▶ _EXERCISE_:
Lines holding the string "JSON" are the ones to copy from this listing.

╭─ PROVIDED DATA

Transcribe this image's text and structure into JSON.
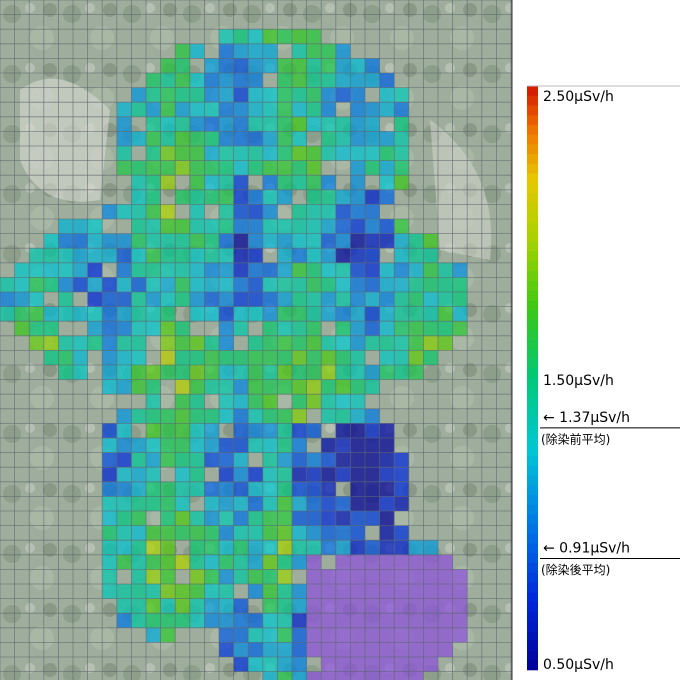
{
  "legend": {
    "min": 0.5,
    "max": 2.5,
    "ticks": [
      {
        "value": 2.5,
        "label": "2.50μSv/h"
      },
      {
        "value": 1.5,
        "label": "1.50μSv/h"
      },
      {
        "value": 0.5,
        "label": "0.50μSv/h"
      }
    ],
    "averages": [
      {
        "value": 1.37,
        "label": "← 1.37μSv/h",
        "note": "(除染前平均)"
      },
      {
        "value": 0.91,
        "label": "← 0.91μSv/h",
        "note": "(除染後平均)"
      }
    ]
  }
}
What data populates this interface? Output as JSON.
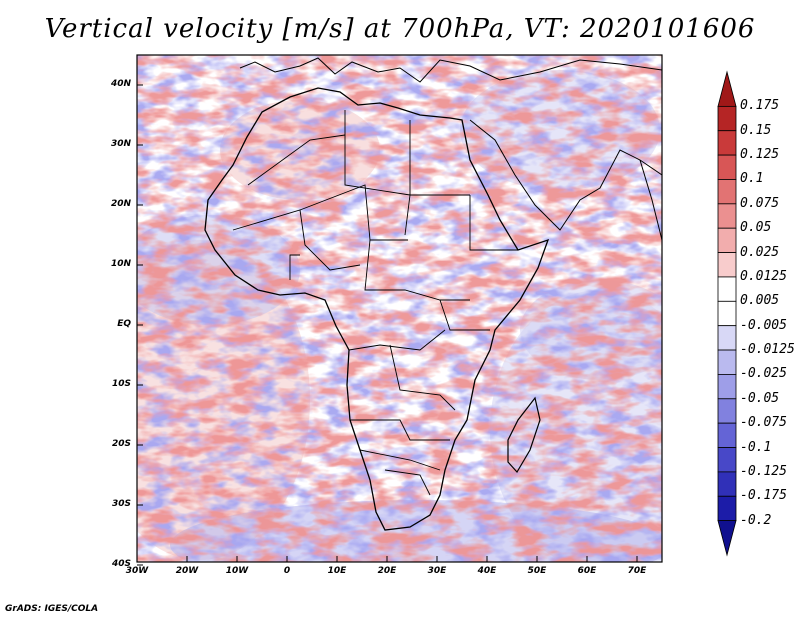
{
  "title": "Vertical velocity [m/s] at 700hPa, VT: 2020101606",
  "credit": "GrADS: IGES/COLA",
  "lat_labels": [
    "40N",
    "30N",
    "20N",
    "10N",
    "EQ",
    "10S",
    "20S",
    "30S",
    "40S"
  ],
  "lon_labels": [
    "30W",
    "20W",
    "10W",
    "0",
    "10E",
    "20E",
    "30E",
    "40E",
    "50E",
    "60E",
    "70E"
  ],
  "colorbar": {
    "labels": [
      "0.175",
      "0.15",
      "0.125",
      "0.1",
      "0.075",
      "0.05",
      "0.025",
      "0.0125",
      "0.005",
      "-0.005",
      "-0.0125",
      "-0.025",
      "-0.05",
      "-0.075",
      "-0.1",
      "-0.125",
      "-0.175",
      "-0.2"
    ],
    "colors": [
      "#a01818",
      "#b52525",
      "#c93a3a",
      "#d85656",
      "#e27373",
      "#eb9090",
      "#f2adad",
      "#f8cccc",
      "#ffffff",
      "#ffffff",
      "#d8d8f6",
      "#babaef",
      "#9e9ee8",
      "#8181df",
      "#6464d6",
      "#4848c8",
      "#3030b8",
      "#1c1ca8",
      "#10108f"
    ]
  }
}
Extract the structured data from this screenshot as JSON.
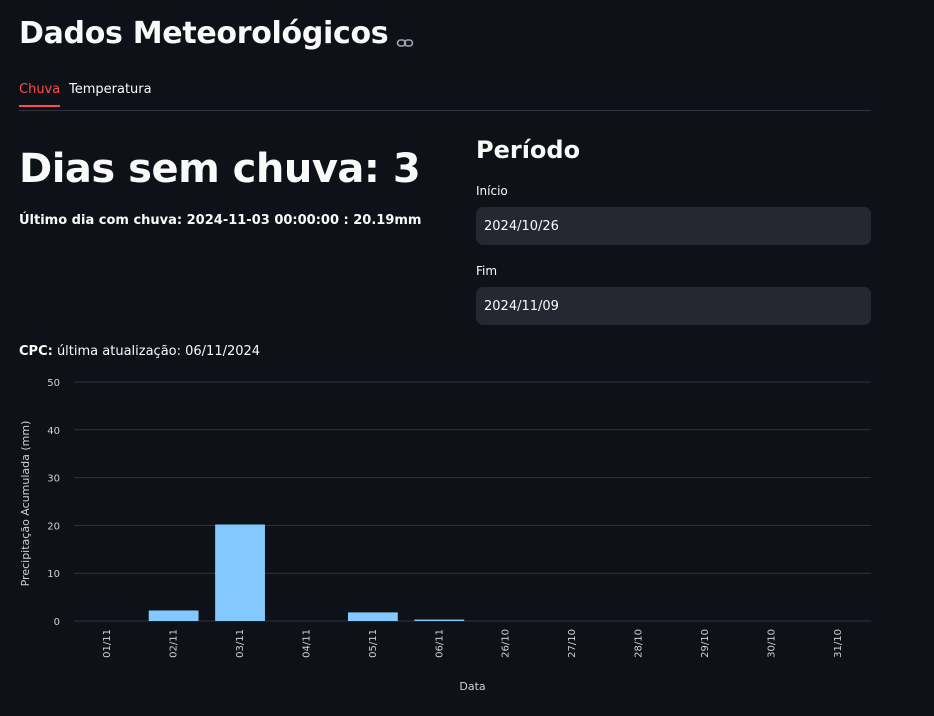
{
  "header": {
    "title": "Dados Meteorológicos",
    "link_icon": "link-icon"
  },
  "tabs": [
    {
      "label": "Chuva",
      "active": true
    },
    {
      "label": "Temperatura",
      "active": false
    }
  ],
  "rain": {
    "days_without_rain": "Dias sem chuva: 3",
    "last_rain": "Último dia com chuva: 2024-11-03 00:00:00 : 20.19mm"
  },
  "period": {
    "title": "Período",
    "start_label": "Início",
    "start_value": "2024/10/26",
    "end_label": "Fim",
    "end_value": "2024/11/09"
  },
  "cpc": {
    "prefix": "CPC:",
    "text": " última atualização: 06/11/2024"
  },
  "colors": {
    "accent": "#ff4b4b",
    "bar": "#83c9ff",
    "grid": "#31333f",
    "background": "#0e1117",
    "input_bg": "#262730"
  },
  "chart_data": {
    "type": "bar",
    "categories": [
      "01/11",
      "02/11",
      "03/11",
      "04/11",
      "05/11",
      "06/11",
      "26/10",
      "27/10",
      "28/10",
      "29/10",
      "30/10",
      "31/10"
    ],
    "values": [
      0,
      2.2,
      20.19,
      0,
      1.8,
      0.3,
      0,
      0,
      0,
      0,
      0,
      0
    ],
    "xlabel": "Data",
    "ylabel": "Precipitação Acumulada (mm)",
    "ylim": [
      0,
      50
    ],
    "yticks": [
      0,
      10,
      20,
      30,
      40,
      50
    ],
    "grid": true
  }
}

╰─

▶ _SOLUTION TO THIS TASK_:
Transcribe this image's text and structure into JSON.
What data populates this interface? Output as JSON.
Extract the structured data from this screenshot as JSON.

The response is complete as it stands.